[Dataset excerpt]
· · · · · · ·

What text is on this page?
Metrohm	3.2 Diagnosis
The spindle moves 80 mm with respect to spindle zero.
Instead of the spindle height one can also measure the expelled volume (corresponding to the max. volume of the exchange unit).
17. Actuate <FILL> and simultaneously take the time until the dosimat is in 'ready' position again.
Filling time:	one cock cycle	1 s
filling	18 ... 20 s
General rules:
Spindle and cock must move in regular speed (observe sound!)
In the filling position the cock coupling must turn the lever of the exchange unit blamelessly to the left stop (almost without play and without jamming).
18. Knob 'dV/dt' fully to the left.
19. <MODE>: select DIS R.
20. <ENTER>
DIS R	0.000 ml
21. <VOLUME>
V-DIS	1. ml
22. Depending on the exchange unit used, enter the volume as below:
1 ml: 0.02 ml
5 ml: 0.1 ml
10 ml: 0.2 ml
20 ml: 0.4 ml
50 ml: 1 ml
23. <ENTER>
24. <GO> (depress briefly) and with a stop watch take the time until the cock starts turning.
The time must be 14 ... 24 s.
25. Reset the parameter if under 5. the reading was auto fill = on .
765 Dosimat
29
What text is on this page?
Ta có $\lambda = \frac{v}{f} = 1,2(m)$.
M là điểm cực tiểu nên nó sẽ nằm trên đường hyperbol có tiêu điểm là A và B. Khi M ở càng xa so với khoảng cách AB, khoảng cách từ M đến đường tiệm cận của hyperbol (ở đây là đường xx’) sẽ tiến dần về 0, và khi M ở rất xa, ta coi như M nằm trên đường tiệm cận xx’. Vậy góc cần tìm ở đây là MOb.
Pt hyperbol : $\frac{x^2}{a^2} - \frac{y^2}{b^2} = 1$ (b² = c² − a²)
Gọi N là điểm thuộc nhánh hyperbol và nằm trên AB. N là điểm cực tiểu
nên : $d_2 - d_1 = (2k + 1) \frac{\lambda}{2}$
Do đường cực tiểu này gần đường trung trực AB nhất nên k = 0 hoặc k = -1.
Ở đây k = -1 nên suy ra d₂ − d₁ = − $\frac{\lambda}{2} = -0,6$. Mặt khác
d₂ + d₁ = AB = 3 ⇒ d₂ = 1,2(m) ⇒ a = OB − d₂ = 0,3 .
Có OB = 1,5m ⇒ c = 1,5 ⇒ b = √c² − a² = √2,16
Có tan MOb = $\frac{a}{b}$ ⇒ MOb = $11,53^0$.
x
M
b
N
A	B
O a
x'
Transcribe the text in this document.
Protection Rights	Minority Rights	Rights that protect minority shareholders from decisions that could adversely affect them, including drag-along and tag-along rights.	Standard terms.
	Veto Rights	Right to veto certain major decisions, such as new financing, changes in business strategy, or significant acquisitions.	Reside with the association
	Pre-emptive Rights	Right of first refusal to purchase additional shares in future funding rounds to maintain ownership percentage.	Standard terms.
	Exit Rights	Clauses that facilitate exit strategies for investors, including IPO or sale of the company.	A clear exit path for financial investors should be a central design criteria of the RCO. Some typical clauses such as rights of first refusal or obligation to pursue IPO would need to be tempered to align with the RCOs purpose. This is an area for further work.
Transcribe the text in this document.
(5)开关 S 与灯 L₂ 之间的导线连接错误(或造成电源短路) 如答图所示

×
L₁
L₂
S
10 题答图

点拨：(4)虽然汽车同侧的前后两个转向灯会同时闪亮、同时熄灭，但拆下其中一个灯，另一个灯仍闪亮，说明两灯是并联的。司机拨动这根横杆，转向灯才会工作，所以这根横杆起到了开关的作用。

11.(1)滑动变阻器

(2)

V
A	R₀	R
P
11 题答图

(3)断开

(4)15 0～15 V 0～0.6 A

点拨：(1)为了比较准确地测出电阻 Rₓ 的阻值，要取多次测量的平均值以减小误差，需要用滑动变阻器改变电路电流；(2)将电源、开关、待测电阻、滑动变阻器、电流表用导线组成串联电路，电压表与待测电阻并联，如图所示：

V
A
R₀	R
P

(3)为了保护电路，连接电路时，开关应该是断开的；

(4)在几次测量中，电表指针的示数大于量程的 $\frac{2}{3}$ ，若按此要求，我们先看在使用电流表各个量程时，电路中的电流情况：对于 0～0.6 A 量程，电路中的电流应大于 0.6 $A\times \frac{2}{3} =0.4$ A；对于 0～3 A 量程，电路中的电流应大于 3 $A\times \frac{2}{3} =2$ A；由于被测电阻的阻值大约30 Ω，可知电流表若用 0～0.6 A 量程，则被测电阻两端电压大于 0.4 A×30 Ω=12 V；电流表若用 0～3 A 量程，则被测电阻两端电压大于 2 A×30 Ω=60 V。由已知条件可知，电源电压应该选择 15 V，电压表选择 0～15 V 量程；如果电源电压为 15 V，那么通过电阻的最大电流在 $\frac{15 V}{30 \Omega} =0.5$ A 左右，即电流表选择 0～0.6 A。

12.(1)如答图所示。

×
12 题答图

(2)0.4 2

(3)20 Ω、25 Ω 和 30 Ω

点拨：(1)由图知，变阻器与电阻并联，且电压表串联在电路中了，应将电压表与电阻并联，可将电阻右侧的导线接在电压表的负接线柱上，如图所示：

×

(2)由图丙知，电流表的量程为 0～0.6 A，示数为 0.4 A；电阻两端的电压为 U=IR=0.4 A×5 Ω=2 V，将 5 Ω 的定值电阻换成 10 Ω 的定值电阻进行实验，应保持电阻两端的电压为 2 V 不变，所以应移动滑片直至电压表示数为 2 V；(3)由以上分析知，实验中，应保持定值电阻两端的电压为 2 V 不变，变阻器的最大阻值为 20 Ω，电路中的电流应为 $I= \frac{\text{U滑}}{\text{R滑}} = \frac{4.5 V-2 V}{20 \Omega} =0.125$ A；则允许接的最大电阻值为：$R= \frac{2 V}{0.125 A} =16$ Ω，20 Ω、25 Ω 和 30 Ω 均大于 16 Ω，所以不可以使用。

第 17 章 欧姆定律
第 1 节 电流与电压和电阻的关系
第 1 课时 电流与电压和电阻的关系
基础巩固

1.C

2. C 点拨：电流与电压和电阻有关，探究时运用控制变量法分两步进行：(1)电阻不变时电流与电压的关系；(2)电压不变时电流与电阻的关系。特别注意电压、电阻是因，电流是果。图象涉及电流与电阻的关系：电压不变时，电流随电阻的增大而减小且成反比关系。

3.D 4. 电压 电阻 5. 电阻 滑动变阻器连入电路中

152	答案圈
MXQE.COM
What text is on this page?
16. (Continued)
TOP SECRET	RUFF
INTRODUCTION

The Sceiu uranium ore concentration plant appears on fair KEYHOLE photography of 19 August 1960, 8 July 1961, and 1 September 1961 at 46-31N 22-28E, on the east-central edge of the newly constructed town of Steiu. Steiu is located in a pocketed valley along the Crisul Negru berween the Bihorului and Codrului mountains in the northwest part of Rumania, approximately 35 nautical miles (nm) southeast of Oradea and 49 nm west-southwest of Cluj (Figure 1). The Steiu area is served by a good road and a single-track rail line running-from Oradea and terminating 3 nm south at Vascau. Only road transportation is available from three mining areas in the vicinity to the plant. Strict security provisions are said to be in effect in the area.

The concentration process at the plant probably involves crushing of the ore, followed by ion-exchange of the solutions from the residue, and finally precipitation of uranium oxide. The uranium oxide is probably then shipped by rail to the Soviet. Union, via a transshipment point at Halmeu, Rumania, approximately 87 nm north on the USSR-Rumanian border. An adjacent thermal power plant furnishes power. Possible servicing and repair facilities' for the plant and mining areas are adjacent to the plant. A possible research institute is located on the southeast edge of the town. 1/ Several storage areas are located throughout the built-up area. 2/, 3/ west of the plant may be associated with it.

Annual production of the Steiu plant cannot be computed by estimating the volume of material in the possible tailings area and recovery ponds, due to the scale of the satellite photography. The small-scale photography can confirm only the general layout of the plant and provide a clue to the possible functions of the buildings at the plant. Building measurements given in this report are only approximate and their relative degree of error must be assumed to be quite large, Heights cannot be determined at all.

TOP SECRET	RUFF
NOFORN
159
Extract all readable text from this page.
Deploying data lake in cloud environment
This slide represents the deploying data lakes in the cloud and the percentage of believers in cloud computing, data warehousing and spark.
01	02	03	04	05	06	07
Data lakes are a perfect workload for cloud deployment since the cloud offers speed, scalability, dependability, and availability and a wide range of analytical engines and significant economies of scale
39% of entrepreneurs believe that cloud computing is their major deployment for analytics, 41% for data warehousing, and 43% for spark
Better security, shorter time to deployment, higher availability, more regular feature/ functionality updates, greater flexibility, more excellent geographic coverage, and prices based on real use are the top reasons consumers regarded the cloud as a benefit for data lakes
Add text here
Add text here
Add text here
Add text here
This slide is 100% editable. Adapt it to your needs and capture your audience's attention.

· · · · · · ·

**EXERCISE GOAL**
From the entries above, return each line with the word "that" in it.

**FINAL RESULT**
Protection Rights	Minority Rights	Rights that protect minority shareholders from decisions that could adversely affect them, including drag-along and tag-along rights.	Standard terms.
	Exit Rights	Clauses that facilitate exit strategies for investors, including IPO or sale of the company.	A clear exit path for financial investors should be a central design criteria of the RCO. Some typical clauses such as rights of first refusal or obligation to pursue IPO would need to be tempered to align with the RCOs purpose. This is an area for further work.
39% of entrepreneurs believe that cloud computing is their major deployment for analytics, 41% for data warehousing, and 43% for spark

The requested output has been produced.